## Task prompt:
Only a single number is expected: how many lines of the data hold the word "Abstimmung".

## Given entries:
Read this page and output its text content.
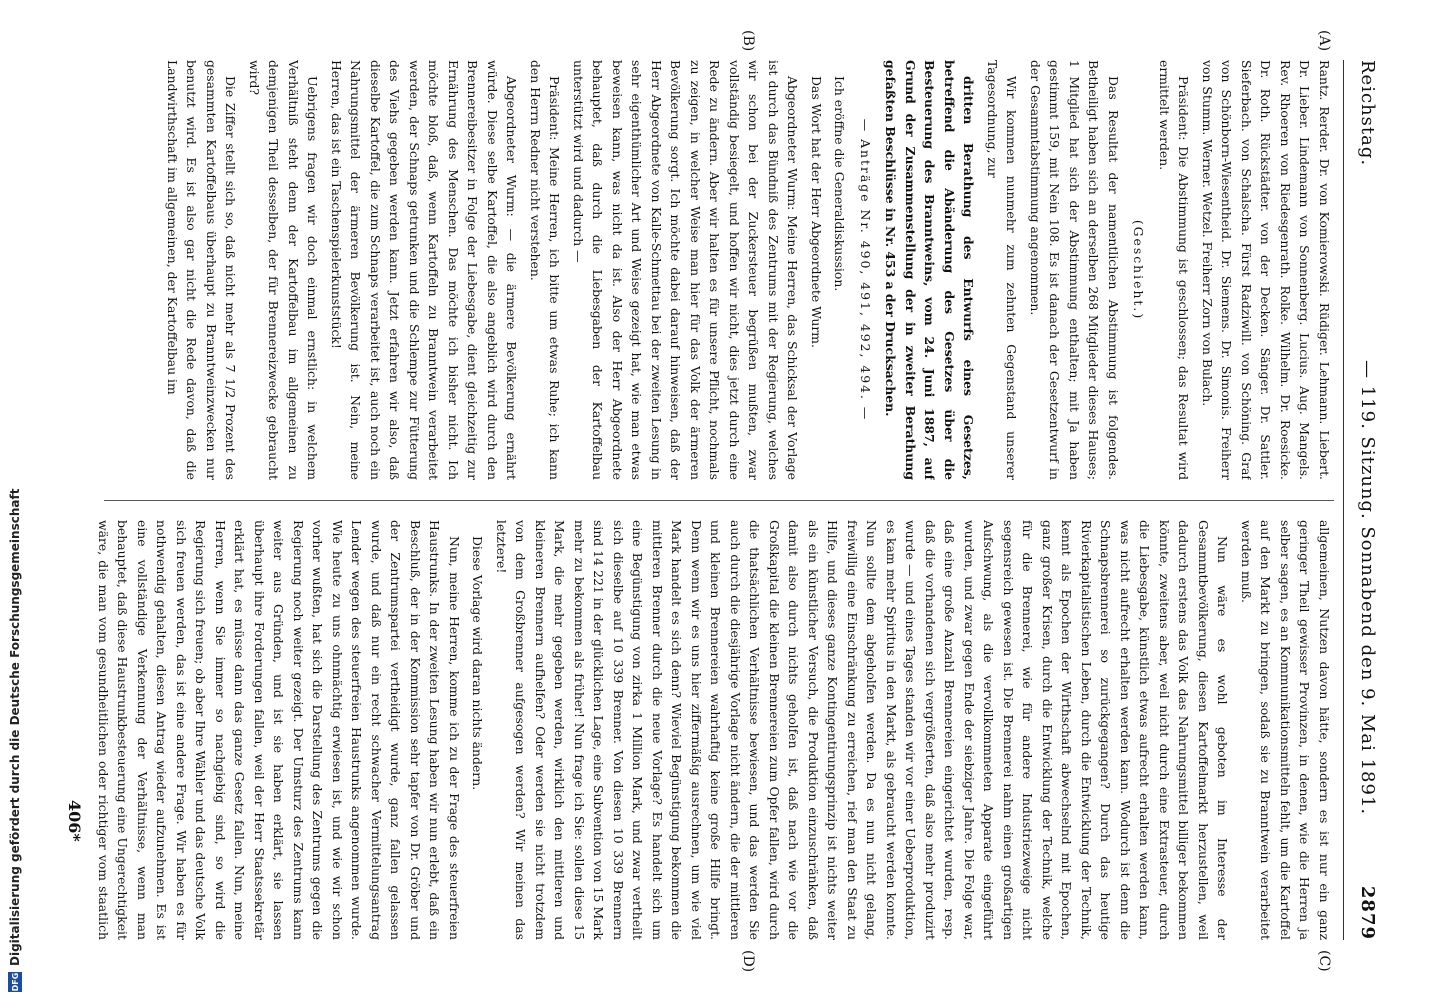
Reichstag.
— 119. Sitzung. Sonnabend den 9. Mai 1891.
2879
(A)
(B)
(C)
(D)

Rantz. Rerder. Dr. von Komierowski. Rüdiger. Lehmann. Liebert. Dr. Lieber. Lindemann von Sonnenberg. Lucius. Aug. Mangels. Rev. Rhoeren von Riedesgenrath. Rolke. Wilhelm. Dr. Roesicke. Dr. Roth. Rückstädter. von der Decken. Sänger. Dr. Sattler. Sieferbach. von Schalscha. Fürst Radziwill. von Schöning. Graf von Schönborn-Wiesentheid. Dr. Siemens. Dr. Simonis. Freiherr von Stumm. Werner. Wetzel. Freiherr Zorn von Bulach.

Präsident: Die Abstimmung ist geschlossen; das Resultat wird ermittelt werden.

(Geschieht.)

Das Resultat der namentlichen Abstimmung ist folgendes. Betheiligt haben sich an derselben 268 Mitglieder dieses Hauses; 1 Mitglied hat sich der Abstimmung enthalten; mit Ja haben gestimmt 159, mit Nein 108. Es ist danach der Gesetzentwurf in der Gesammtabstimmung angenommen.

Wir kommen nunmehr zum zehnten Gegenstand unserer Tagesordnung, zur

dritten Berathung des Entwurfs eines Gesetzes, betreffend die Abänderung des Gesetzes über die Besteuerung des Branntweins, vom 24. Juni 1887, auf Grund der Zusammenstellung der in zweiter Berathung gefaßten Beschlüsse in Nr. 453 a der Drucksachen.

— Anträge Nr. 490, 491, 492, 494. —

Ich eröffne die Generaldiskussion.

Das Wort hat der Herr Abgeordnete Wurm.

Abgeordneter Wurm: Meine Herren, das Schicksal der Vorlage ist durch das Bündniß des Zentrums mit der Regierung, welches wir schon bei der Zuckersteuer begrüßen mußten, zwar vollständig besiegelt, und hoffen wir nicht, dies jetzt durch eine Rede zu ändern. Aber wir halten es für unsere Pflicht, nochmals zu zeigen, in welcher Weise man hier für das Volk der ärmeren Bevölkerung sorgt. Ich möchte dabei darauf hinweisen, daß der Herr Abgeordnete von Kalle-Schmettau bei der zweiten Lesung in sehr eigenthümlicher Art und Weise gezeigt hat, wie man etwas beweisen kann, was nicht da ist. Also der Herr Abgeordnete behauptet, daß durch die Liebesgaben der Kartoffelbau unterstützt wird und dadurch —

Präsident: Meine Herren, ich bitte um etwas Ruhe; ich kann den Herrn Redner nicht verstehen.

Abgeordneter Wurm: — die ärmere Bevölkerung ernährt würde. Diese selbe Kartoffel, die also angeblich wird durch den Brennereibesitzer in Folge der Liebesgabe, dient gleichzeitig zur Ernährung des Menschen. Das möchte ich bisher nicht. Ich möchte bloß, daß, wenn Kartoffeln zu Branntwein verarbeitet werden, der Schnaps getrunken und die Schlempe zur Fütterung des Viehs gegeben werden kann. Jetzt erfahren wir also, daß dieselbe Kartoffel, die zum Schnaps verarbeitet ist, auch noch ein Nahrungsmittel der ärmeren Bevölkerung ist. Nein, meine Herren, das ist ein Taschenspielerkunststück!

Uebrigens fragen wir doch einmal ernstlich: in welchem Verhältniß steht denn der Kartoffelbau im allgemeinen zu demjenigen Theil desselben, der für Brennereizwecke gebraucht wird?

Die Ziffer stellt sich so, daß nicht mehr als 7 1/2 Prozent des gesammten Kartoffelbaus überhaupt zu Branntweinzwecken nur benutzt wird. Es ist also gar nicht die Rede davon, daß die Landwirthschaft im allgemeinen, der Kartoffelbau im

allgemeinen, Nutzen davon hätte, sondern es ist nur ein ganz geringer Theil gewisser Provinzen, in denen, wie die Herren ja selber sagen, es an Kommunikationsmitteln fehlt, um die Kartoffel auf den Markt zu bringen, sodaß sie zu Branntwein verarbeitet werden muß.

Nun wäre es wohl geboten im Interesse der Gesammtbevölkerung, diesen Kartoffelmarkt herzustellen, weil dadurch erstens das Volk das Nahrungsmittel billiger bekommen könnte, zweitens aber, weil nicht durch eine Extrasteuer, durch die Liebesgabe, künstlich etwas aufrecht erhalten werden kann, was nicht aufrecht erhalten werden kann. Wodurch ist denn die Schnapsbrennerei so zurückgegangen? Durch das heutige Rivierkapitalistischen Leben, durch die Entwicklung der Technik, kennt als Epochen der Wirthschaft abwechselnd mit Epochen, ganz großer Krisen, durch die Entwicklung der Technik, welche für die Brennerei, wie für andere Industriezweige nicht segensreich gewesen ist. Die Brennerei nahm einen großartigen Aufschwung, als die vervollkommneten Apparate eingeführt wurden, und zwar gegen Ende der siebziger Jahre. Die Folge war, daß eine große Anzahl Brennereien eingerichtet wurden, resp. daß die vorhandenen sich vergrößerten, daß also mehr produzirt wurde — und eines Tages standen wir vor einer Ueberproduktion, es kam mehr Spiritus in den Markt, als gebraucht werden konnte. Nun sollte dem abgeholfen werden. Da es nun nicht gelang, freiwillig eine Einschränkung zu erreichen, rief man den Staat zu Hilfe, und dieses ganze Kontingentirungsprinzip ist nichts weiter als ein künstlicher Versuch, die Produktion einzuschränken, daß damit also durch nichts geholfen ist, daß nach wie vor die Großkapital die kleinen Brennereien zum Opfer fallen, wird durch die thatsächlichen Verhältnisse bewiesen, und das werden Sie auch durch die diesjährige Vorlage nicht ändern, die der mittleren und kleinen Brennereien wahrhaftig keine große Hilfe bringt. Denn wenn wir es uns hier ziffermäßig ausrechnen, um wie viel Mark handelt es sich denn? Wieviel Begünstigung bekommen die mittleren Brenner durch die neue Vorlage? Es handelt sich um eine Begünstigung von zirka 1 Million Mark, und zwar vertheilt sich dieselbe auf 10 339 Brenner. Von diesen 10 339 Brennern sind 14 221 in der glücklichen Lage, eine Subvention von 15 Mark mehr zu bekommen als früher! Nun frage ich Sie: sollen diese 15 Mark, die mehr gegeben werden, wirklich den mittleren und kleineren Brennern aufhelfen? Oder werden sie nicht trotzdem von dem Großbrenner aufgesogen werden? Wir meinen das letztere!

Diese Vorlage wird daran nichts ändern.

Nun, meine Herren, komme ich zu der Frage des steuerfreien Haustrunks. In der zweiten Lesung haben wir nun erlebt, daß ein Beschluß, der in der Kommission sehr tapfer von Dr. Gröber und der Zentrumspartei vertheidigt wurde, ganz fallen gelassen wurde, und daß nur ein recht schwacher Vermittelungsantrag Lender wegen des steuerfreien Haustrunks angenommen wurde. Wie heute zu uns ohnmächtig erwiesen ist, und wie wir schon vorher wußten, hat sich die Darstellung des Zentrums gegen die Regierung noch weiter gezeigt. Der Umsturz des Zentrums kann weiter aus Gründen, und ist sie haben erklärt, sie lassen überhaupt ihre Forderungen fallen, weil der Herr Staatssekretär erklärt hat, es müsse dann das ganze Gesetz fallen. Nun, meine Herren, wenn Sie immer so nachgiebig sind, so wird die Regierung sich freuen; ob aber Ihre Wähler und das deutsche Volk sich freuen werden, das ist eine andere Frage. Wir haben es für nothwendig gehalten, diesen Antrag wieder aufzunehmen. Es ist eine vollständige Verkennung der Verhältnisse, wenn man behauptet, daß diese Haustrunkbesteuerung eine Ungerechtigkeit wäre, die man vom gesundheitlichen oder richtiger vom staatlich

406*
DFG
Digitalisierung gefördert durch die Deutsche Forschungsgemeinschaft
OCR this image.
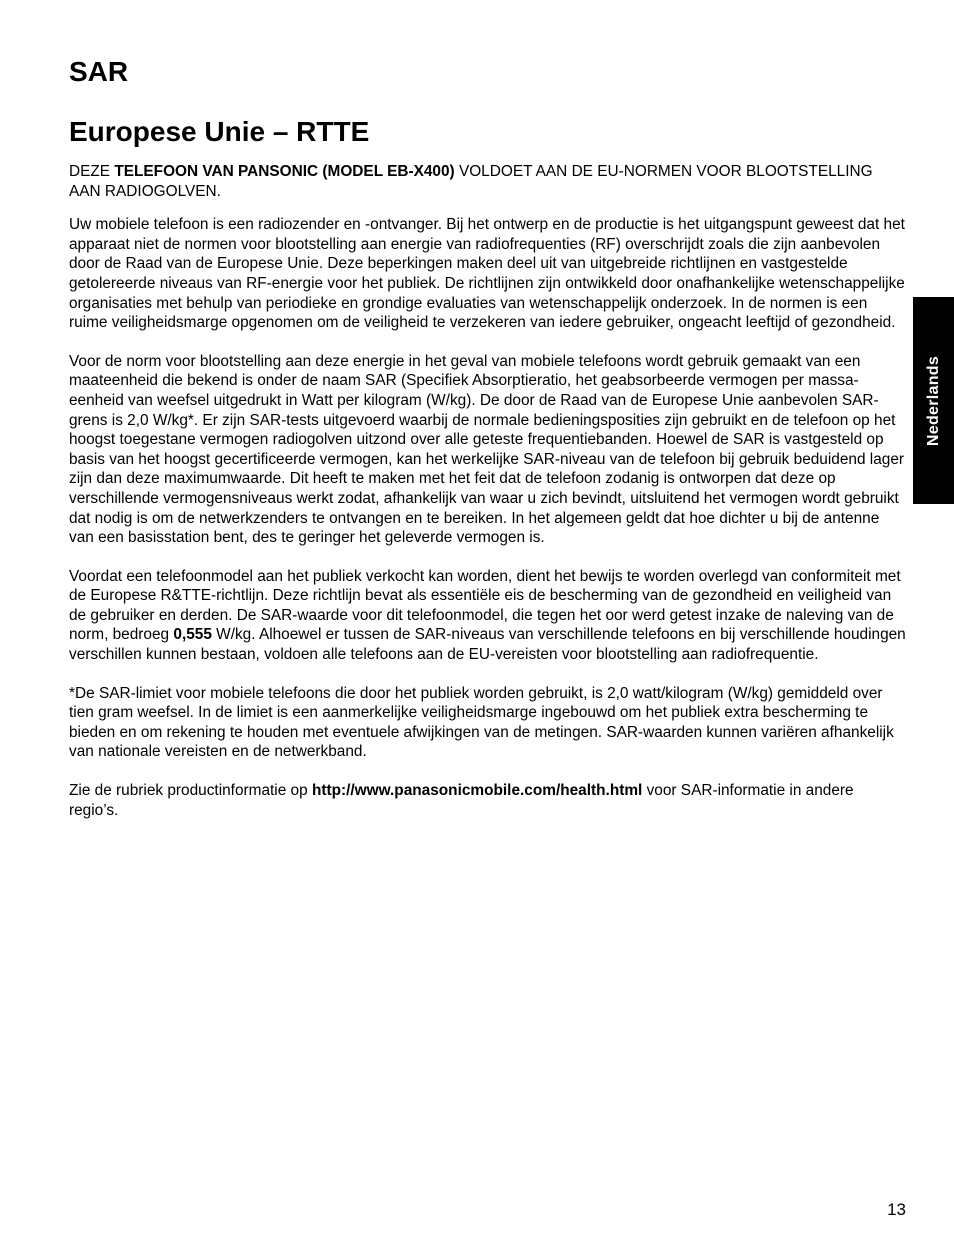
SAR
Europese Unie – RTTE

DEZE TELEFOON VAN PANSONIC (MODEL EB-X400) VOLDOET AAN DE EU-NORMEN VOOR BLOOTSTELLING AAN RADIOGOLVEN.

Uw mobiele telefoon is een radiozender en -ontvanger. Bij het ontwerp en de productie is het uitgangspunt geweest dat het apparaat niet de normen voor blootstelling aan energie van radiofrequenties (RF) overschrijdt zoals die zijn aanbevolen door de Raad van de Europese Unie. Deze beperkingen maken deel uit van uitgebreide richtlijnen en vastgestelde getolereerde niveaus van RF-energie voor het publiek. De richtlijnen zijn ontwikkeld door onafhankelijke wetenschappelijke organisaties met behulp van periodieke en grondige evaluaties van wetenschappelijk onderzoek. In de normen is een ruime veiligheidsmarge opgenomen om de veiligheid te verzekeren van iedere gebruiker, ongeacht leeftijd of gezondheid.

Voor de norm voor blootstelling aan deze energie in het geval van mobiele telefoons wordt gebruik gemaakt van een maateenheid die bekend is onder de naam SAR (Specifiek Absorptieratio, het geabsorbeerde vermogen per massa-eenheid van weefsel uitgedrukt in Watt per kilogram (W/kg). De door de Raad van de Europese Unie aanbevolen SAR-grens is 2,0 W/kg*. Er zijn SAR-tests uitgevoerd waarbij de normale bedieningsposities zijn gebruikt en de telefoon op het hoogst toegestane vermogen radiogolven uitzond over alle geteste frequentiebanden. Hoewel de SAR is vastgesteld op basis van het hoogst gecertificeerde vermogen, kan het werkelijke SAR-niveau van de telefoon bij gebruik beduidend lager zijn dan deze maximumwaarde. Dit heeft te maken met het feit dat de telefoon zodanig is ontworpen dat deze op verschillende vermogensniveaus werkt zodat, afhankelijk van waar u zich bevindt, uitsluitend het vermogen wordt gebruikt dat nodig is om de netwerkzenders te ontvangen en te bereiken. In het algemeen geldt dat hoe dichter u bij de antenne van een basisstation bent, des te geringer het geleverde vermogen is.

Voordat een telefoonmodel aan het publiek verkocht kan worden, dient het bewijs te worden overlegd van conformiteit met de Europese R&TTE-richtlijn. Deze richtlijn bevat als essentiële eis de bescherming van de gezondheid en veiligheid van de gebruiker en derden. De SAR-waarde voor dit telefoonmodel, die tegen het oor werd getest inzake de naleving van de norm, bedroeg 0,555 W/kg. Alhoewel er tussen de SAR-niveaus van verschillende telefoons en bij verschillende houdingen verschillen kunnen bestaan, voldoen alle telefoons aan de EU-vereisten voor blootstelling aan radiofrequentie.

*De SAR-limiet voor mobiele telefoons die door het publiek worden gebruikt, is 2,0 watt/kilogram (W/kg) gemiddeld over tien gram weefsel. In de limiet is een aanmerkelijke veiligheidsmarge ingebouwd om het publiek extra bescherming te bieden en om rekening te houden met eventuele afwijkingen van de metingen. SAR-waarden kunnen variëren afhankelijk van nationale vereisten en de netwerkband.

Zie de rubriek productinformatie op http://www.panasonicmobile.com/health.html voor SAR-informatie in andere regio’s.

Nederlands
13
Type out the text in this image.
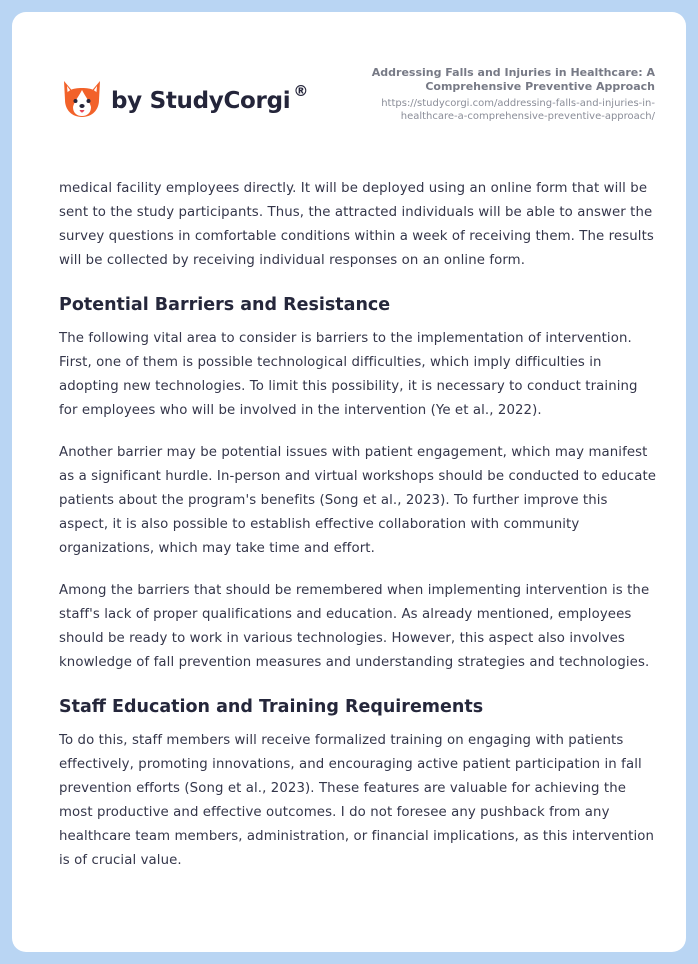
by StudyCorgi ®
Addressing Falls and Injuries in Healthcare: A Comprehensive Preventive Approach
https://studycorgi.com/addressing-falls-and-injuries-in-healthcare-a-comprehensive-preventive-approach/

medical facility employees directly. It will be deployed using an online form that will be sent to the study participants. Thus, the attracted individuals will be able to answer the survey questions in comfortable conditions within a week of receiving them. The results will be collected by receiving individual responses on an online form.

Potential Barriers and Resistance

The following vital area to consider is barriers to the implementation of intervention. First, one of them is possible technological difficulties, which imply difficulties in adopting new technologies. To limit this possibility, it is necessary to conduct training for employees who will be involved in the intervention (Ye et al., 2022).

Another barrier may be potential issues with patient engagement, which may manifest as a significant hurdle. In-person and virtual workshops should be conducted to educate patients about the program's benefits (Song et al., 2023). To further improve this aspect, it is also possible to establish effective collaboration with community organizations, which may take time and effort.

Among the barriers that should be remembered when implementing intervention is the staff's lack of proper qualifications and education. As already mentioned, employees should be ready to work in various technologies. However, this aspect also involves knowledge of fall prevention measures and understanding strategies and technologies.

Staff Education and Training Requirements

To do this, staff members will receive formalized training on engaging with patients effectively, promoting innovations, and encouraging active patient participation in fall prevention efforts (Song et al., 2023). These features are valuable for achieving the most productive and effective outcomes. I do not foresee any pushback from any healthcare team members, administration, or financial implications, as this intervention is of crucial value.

## Response to the exercise:
2